-- Start of Quoted passage --

Doug catches up with Ruby but Lizard attacks them before pursuing Ruby until Doug manages to defeat him with Cyst's shotgun. Ruby then gives Doug his daughter back. Lizard, still alive, aims the shotgun at Doug but Ruby tackles Lizard off a cliff, sending them both falling to their deaths. Bobby and Brenda find Jupiter wounded from their trap as Brenda finish him off with a pickaxe before the siblings are reunited with Doug, Catherine, and Beast. As the survivors of the Carter family embrace, an unknown mutant watches them through binoculars from the hills.

Cast

Production

Wes Craven, director and writer of the original film, considered a remake after he saw the success of other horror remakes such as The Texas Chainsaw Massacre and The Amityville Horror. The search then began for filmmakers to helm the project. Marianne Maddalena, Craven's long-time producing partner, came across Alexandre Aja and his art director/collaborator Grégory Levasseur who had previously made the French slasher film High Tension. After showing the film to Craven and the rest of the production crew, they were impressed with the pair. Craven commented that they "demonstrated a multi-faceted understanding of what is profoundly terrifying" and "After viewing the film and then meeting the film makers, I knew I wanted to work with them."[2] Aja and Levasseur then began to re-write the story in what was the pair's first American production.

-- End of Quoted passage --

§ **Given task 1**
Summarize the excerpt on the horror film remake in two sentences.
§ **Given task 2**
Set down word for word the part of the excerpt on the horror film remake starting with "Wes Craven, director" and going on through "first American production.".

-- Start of Data --

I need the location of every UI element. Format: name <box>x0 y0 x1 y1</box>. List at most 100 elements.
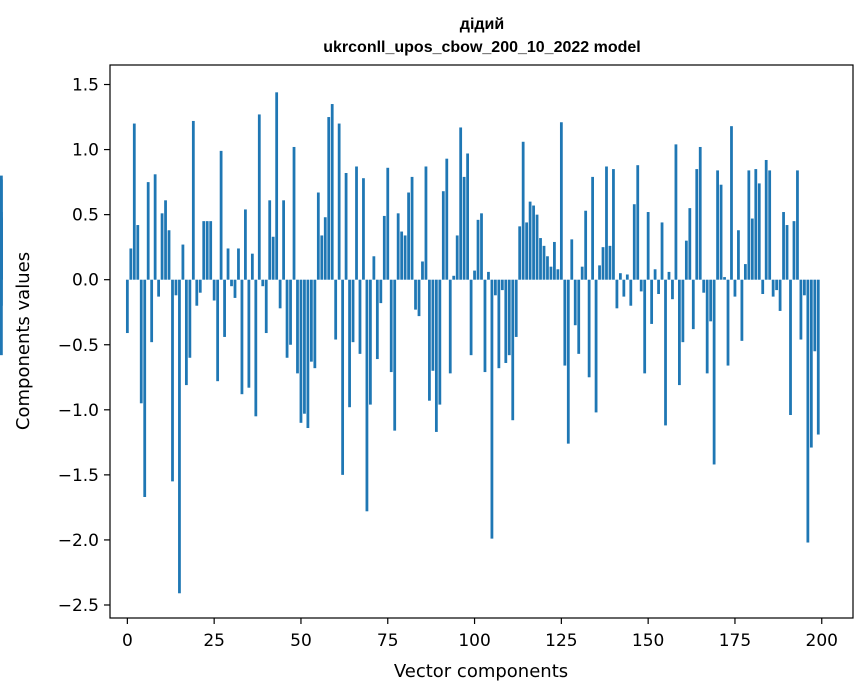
y-axis-label: Components values <box>13 252 34 430</box>
bar <box>250 253 254 280</box>
bar <box>219 150 223 280</box>
bar <box>664 279 667 426</box>
bar <box>733 279 737 297</box>
bar <box>615 279 619 309</box>
bar <box>678 279 681 386</box>
bar <box>702 279 706 293</box>
bar <box>358 279 362 354</box>
y-tick-label: −2.0 <box>58 531 99 551</box>
bar <box>497 279 501 369</box>
bar <box>441 191 445 280</box>
bar <box>233 279 237 298</box>
bar <box>355 166 358 280</box>
bar <box>726 279 730 366</box>
bar <box>237 248 240 280</box>
bar <box>719 184 723 280</box>
bar <box>532 205 535 280</box>
bar <box>806 279 810 543</box>
bar <box>792 221 796 280</box>
bar <box>452 275 456 280</box>
bar <box>244 209 247 280</box>
bar <box>601 247 605 280</box>
bar <box>487 271 490 280</box>
bar <box>448 279 452 374</box>
bar <box>299 279 303 423</box>
y-tick-label: −1.0 <box>58 401 99 421</box>
bar <box>205 221 209 280</box>
bar <box>344 173 348 280</box>
bar <box>504 279 508 363</box>
y-tick-label: −0.5 <box>58 336 99 356</box>
bar <box>434 279 438 432</box>
bar <box>403 235 407 280</box>
bar <box>698 146 702 280</box>
bar <box>473 270 476 280</box>
bar <box>257 114 261 280</box>
x-tick-label: 25 <box>203 631 225 651</box>
x-tick-label: 0 <box>122 631 133 651</box>
bar <box>625 274 629 280</box>
bar <box>459 127 463 280</box>
bar <box>480 213 483 280</box>
bar <box>743 264 747 280</box>
bar <box>351 279 355 343</box>
bar <box>414 279 417 310</box>
bar <box>289 279 292 345</box>
bar <box>167 230 171 280</box>
bar <box>455 235 459 280</box>
bar <box>494 279 497 296</box>
bar <box>764 159 768 280</box>
x-axis: 0 25 50 75 100 125 150 175 200 <box>122 618 838 651</box>
bar <box>171 279 174 482</box>
bar <box>153 174 157 280</box>
bar <box>462 176 466 280</box>
bar <box>573 279 577 326</box>
bar <box>650 279 654 324</box>
x-tick-label: 50 <box>290 631 312 651</box>
bar <box>483 279 487 373</box>
x-tick-label: 200 <box>806 631 838 651</box>
bar <box>247 279 251 388</box>
bar <box>202 221 206 280</box>
bar-series <box>0 92 820 594</box>
bar <box>417 279 421 317</box>
bar <box>525 222 529 280</box>
bar <box>334 279 338 340</box>
bar <box>410 176 414 280</box>
bar <box>671 279 674 300</box>
bar <box>716 170 719 280</box>
bar <box>803 279 806 296</box>
bar <box>681 279 685 343</box>
bar <box>629 279 633 306</box>
x-tick-label: 150 <box>632 631 664 651</box>
bar <box>285 279 289 358</box>
bar <box>320 235 324 280</box>
bar <box>587 279 591 378</box>
bar <box>556 269 560 280</box>
x-tick-label: 125 <box>545 631 577 651</box>
bar <box>139 279 143 404</box>
bar <box>632 204 636 280</box>
bar <box>431 279 435 371</box>
bar <box>174 279 178 296</box>
bar <box>761 279 765 294</box>
x-tick-label: 100 <box>458 631 490 651</box>
bar <box>323 217 327 280</box>
bar <box>559 122 563 280</box>
bar <box>782 212 785 280</box>
bar <box>549 266 553 280</box>
bar <box>181 244 185 280</box>
bar <box>261 279 265 287</box>
bar <box>553 241 556 280</box>
bar <box>684 240 688 280</box>
bar <box>674 144 678 280</box>
bar <box>327 117 331 280</box>
bar <box>799 279 803 340</box>
bar <box>428 279 431 401</box>
bar <box>563 279 567 366</box>
bar <box>146 182 150 280</box>
bar <box>316 192 320 280</box>
bar <box>771 279 775 297</box>
bar <box>188 279 192 358</box>
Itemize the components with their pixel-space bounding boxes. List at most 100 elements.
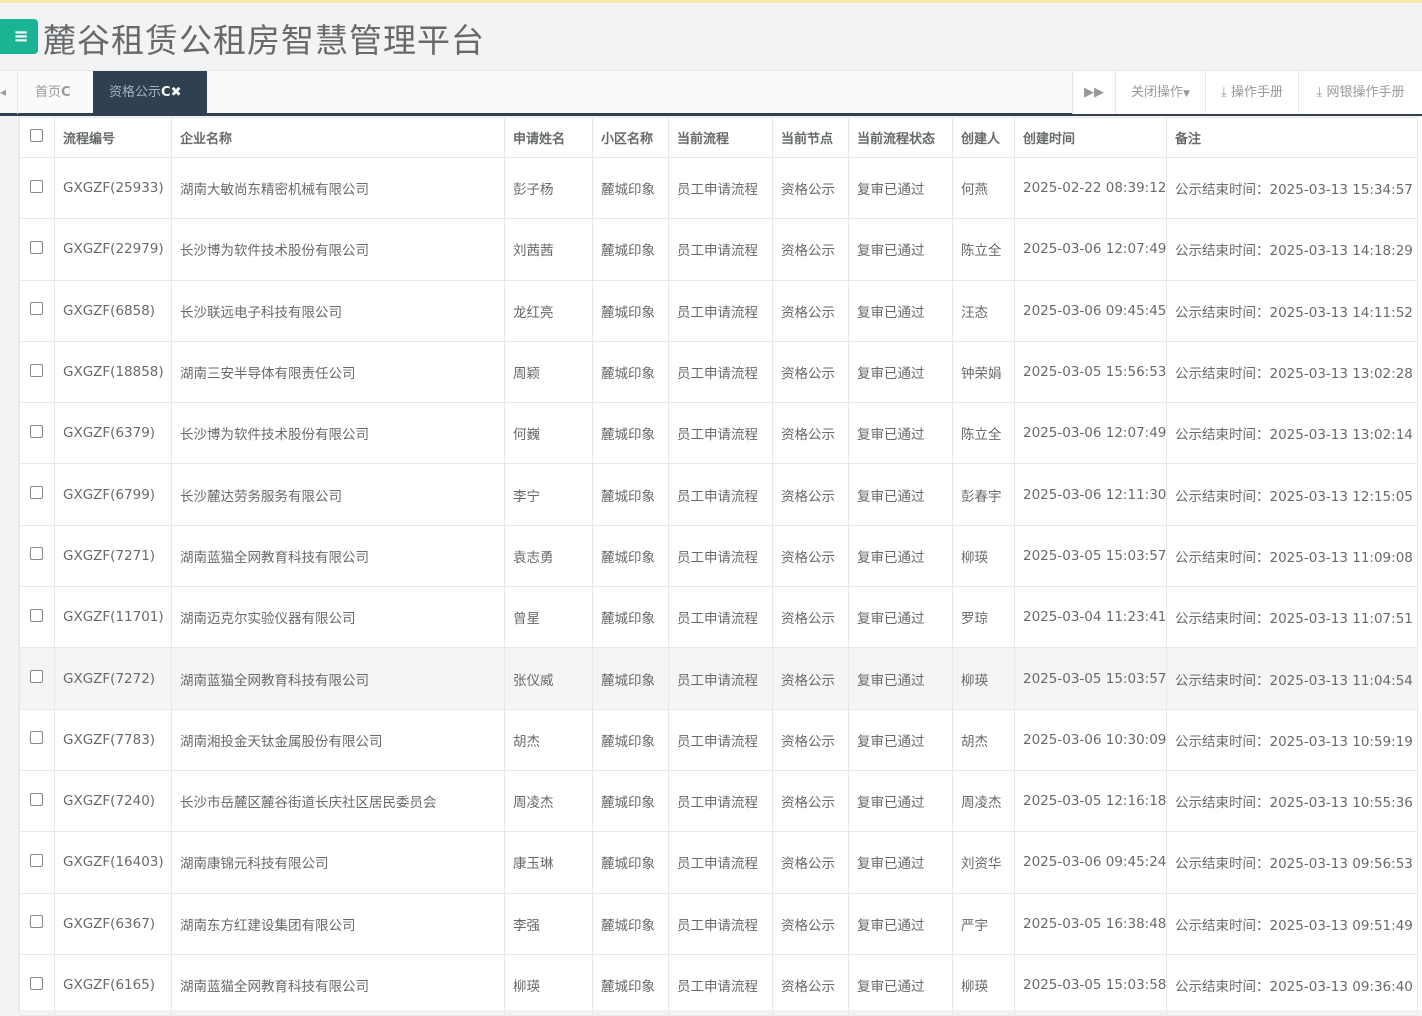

-- End of Data --

§ **Final answer 1**
Doug defeats Lizard with a shotgun and gets his daughter back from Ruby, who then tackles Lizard off a cliff so that both fall to their deaths, and the surviving Carter family members embrace while an unknown mutant watches them through binoculars. Wes Craven, director and writer of the original film, considered a remake after other horror remakes succeeded, and after his producing partner found Alexandre Aja and Grégory Levasseur, the makers of High Tension, Craven wanted to work with them, and the pair began rewriting the story.

§ **Final answer 2**
Wes Craven, director and writer of the original film, considered a remake after he saw the success of other horror remakes such as The Texas Chainsaw Massacre and The Amityville Horror. The search then began for filmmakers to helm the project. Marianne Maddalena, Craven's long-time producing partner, came across Alexandre Aja and his art director/collaborator Grégory Levasseur who had previously made the French slasher film High Tension. After showing the film to Craven and the rest of the production crew, they were impressed with the pair. Craven commented that they "demonstrated a multi-faceted understanding of what is profoundly terrifying" and "After viewing the film and then meeting the film makers, I knew I wanted to work with them."[2] Aja and Levasseur then began to re-write the story in what was the pair's first American production.